Stored data:
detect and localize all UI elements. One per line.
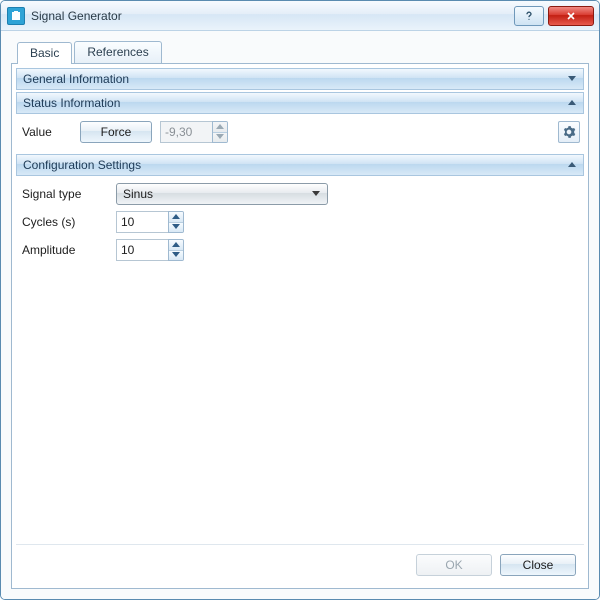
row-amplitude: Amplitude: [20, 236, 580, 264]
signal-type-value: Sinus: [123, 187, 153, 201]
label-signal-type: Signal type: [20, 187, 116, 201]
section-body-status: Value Force: [16, 114, 584, 152]
close-dialog-button[interactable]: Close: [500, 554, 576, 576]
spin-down-icon[interactable]: [169, 222, 183, 233]
value-field: [160, 121, 228, 143]
row-signal-type: Signal type Sinus: [20, 180, 580, 208]
spin-up-icon[interactable]: [169, 212, 183, 222]
spin-up-icon[interactable]: [169, 240, 183, 250]
tab-bar: Basic References: [11, 39, 589, 63]
section-title-status: Status Information: [23, 96, 120, 110]
spin-up-icon: [213, 122, 227, 132]
settings-button[interactable]: [558, 121, 580, 143]
dialog-footer: OK Close: [16, 544, 584, 584]
spin-down-icon: [213, 132, 227, 143]
chevron-up-icon: [567, 160, 577, 170]
dropdown-arrow-icon: [309, 191, 323, 197]
row-cycles: Cycles (s): [20, 208, 580, 236]
help-button[interactable]: [514, 6, 544, 26]
value-spinner: [212, 121, 228, 143]
label-amplitude: Amplitude: [20, 243, 116, 257]
chevron-up-icon: [567, 98, 577, 108]
app-icon: [7, 7, 25, 25]
amplitude-input[interactable]: [116, 239, 168, 261]
tab-panel-basic: General Information Status Information V…: [11, 63, 589, 589]
section-header-status[interactable]: Status Information: [16, 92, 584, 114]
label-value: Value: [20, 125, 80, 139]
label-cycles: Cycles (s): [20, 215, 116, 229]
signal-type-select[interactable]: Sinus: [116, 183, 328, 205]
amplitude-field: [116, 239, 184, 261]
dialog-window: Signal Generator Basic References Genera…: [0, 0, 600, 600]
section-title-config: Configuration Settings: [23, 158, 141, 172]
window-title: Signal Generator: [31, 9, 122, 23]
tab-references[interactable]: References: [74, 41, 161, 63]
titlebar[interactable]: Signal Generator: [1, 1, 599, 31]
gear-icon: [562, 125, 576, 139]
spin-down-icon[interactable]: [169, 250, 183, 261]
ok-button: OK: [416, 554, 492, 576]
row-value: Value Force: [20, 118, 580, 146]
section-title-general: General Information: [23, 72, 129, 86]
cycles-input[interactable]: [116, 211, 168, 233]
section-body-config: Signal type Sinus Cycles (s): [16, 176, 584, 270]
cycles-spinner[interactable]: [168, 211, 184, 233]
tab-basic[interactable]: Basic: [17, 42, 72, 64]
chevron-down-icon: [567, 74, 577, 84]
section-header-config[interactable]: Configuration Settings: [16, 154, 584, 176]
client-area: Basic References General Information Sta…: [1, 31, 599, 599]
amplitude-spinner[interactable]: [168, 239, 184, 261]
section-header-general[interactable]: General Information: [16, 68, 584, 90]
close-button[interactable]: [548, 6, 594, 26]
value-input: [160, 121, 212, 143]
cycles-field: [116, 211, 184, 233]
force-button[interactable]: Force: [80, 121, 152, 143]
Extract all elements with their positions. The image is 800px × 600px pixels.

Written task: Rewrite the material above with "Sinus" switched to "Square" everywhere it occurs and every other line left unchanged. Leave the pictures out.

Result of this exercise:
detect and localize all UI elements. One per line.
row-amplitude: Amplitude: [20, 236, 580, 264]
signal-type-value: Square: [123, 187, 153, 201]
label-signal-type: Signal type: [20, 187, 116, 201]
section-body-status: Value Force: [16, 114, 584, 152]
close-dialog-button[interactable]: Close: [500, 554, 576, 576]
spin-down-icon[interactable]: [169, 222, 183, 233]
value-field: [160, 121, 228, 143]
row-signal-type: Signal type Square: [20, 180, 580, 208]
spin-up-icon[interactable]: [169, 212, 183, 222]
spin-up-icon[interactable]: [169, 240, 183, 250]
tab-bar: Basic References: [11, 39, 589, 63]
section-title-status: Status Information: [23, 96, 120, 110]
spin-up-icon: [213, 122, 227, 132]
settings-button[interactable]: [558, 121, 580, 143]
dialog-footer: OK Close: [16, 544, 584, 584]
spin-down-icon: [213, 132, 227, 143]
chevron-up-icon: [567, 160, 577, 170]
dropdown-arrow-icon: [309, 191, 323, 197]
row-cycles: Cycles (s): [20, 208, 580, 236]
help-button[interactable]: [514, 6, 544, 26]
value-spinner: [212, 121, 228, 143]
label-amplitude: Amplitude: [20, 243, 116, 257]
chevron-up-icon: [567, 98, 577, 108]
app-icon: [7, 7, 25, 25]
amplitude-input[interactable]: [116, 239, 168, 261]
tab-panel-basic: General Information Status Information V…: [11, 63, 589, 589]
section-header-status[interactable]: Status Information: [16, 92, 584, 114]
label-value: Value: [20, 125, 80, 139]
label-cycles: Cycles (s): [20, 215, 116, 229]
signal-type-select[interactable]: Square: [116, 183, 328, 205]
amplitude-field: [116, 239, 184, 261]
dialog-window: Signal Generator Basic References Genera…: [0, 0, 600, 600]
section-title-config: Configuration Settings: [23, 158, 141, 172]
window-title: Signal Generator: [31, 9, 122, 23]
tab-references[interactable]: References: [74, 41, 161, 63]
titlebar[interactable]: Signal Generator: [1, 1, 599, 31]
gear-icon: [562, 125, 576, 139]
spin-down-icon[interactable]: [169, 250, 183, 261]
ok-button: OK: [416, 554, 492, 576]
row-value: Value Force: [20, 118, 580, 146]
section-title-general: General Information: [23, 72, 129, 86]
cycles-input[interactable]: [116, 211, 168, 233]
section-body-config: Signal type Square Cycles (s): [16, 176, 584, 270]
cycles-spinner[interactable]: [168, 211, 184, 233]
tab-basic[interactable]: Basic: [17, 42, 72, 64]
chevron-down-icon: [567, 74, 577, 84]
section-header-config[interactable]: Configuration Settings: [16, 154, 584, 176]
client-area: Basic References General Information Sta…: [1, 31, 599, 599]
amplitude-spinner[interactable]: [168, 239, 184, 261]
section-header-general[interactable]: General Information: [16, 68, 584, 90]
close-button[interactable]: [548, 6, 594, 26]
value-input: [160, 121, 212, 143]
cycles-field: [116, 211, 184, 233]
force-button[interactable]: Force: [80, 121, 152, 143]
Extract all elements with their positions. The image is 800px × 600px pixels.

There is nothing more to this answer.